Stored data entries:
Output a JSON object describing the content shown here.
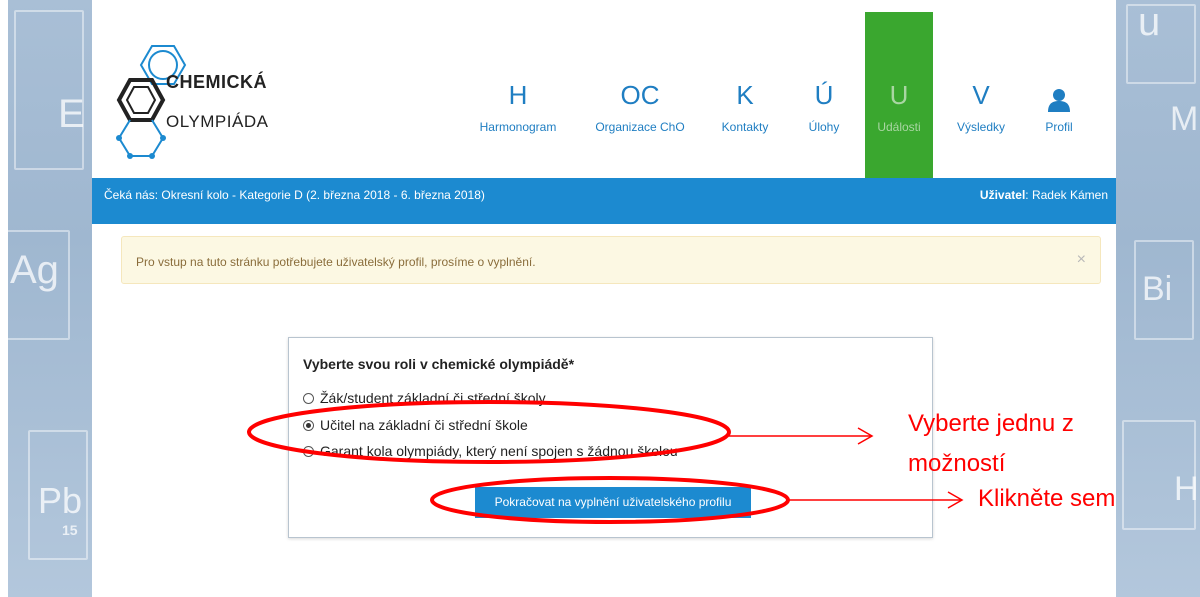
{
  "logo": {
    "line1": "CHEMICKÁ",
    "line2": "OLYMPIÁDA"
  },
  "nav": [
    {
      "letter": "H",
      "label": "Harmonogram",
      "icon": ""
    },
    {
      "letter": "OC",
      "label": "Organizace ChO",
      "icon": ""
    },
    {
      "letter": "K",
      "label": "Kontakty",
      "icon": ""
    },
    {
      "letter": "Ú",
      "label": "Úlohy",
      "icon": ""
    },
    {
      "letter": "U",
      "label": "Události",
      "icon": ""
    },
    {
      "letter": "V",
      "label": "Výsledky",
      "icon": ""
    },
    {
      "letter": "",
      "label": "Profil",
      "icon": "user-icon"
    }
  ],
  "colors": {
    "brand_blue": "#1c8ad0",
    "active_green": "#3aa72f",
    "annotation_red": "#ff0000",
    "alert_bg": "#fcf8e3"
  },
  "infobar": {
    "upcoming": "Čeká nás: Okresní kolo - Kategorie D (2. března 2018 - 6. března 2018)",
    "user_label": "Uživatel",
    "user_name": ": Radek Kámen"
  },
  "alert": {
    "message": "Pro vstup na tuto stránku potřebujete uživatelský profil, prosíme o vyplnění.",
    "close": "×"
  },
  "role_form": {
    "question": "Vyberte svou roli v chemické olympiádě*",
    "options": [
      {
        "label": "Žák/student základní či střední školy",
        "checked": false
      },
      {
        "label": "Učitel na základní či střední škole",
        "checked": true
      },
      {
        "label": "Garant kola olympiády, který není spojen s žádnou školou",
        "checked": false
      }
    ],
    "continue_button": "Pokračovat na vyplnění uživatelského profilu"
  },
  "annotations": {
    "choose_line1": "Vyberte jednu z",
    "choose_line2": "možností",
    "click_here": "Klikněte sem"
  },
  "background_elements": [
    "Ag",
    "Pb",
    "15",
    "u",
    "Bi",
    "E",
    "M",
    "H"
  ]
}
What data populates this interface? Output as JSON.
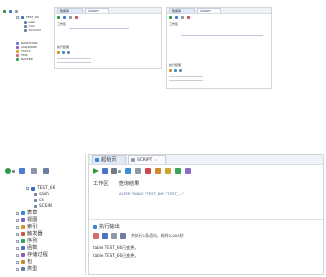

» **PROBLEM REQUIREMENTS**
Exclude the pictures. Write out the remaining data exactly.

» **REPLY**
Output a JSON object describing the content shown here.
{
  "logo": {
    "line1": "CHEMICKÁ",
    "line2": "OLYMPIÁDA"
  },
  "nav": [
    {
      "letter": "H",
      "label": "Harmonogram",
      "icon": ""
    },
    {
      "letter": "OC",
      "label": "Organizace ChO",
      "icon": ""
    },
    {
      "letter": "K",
      "label": "Kontakty",
      "icon": ""
    },
    {
      "letter": "Ú",
      "label": "Úlohy",
      "icon": ""
    },
    {
      "letter": "U",
      "label": "Události",
      "icon": ""
    },
    {
      "letter": "V",
      "label": "Výsledky",
      "icon": ""
    },
    {
      "letter": "",
      "label": "Profil",
      "icon": "user-icon"
    }
  ],
  "colors": {
    "brand_blue": "#1c8ad0",
    "active_green": "#3aa72f",
    "annotation_red": "#ff0000",
    "alert_bg": "#fcf8e3"
  },
  "infobar": {
    "upcoming": "Čeká nás: Okresní kolo - Kategorie D (2. března 2018 - 6. března 2018)",
    "user_label": "Uživatel",
    "user_name": ": Radek Kámen"
  },
  "alert": {
    "message": "Pro vstup na tuto stránku potřebujete uživatelský profil, prosíme o vyplnění.",
    "close": "×"
  },
  "role_form": {
    "question": "Vyberte svou roli v chemické olympiádě*",
    "options": [
      {
        "label": "Žák/student základní či střední školy",
        "checked": false
      },
      {
        "label": "Učitel na základní či střední škole",
        "checked": true
      },
      {
        "label": "Garant kola olympiády, který není spojen s žádnou školou",
        "checked": false
      }
    ],
    "continue_button": "Pokračovat na vyplnění uživatelského profilu"
  },
  "annotations": {
    "choose_line1": "Vyberte jednu z",
    "choose_line2": "možností",
    "click_here": "Klikněte sem"
  },
  "background_elements": [
    "Ag",
    "Pb",
    "15",
    "u",
    "Bi",
    "E",
    "M",
    "H"
  ]
}
What data populates this interface? Output as JSON.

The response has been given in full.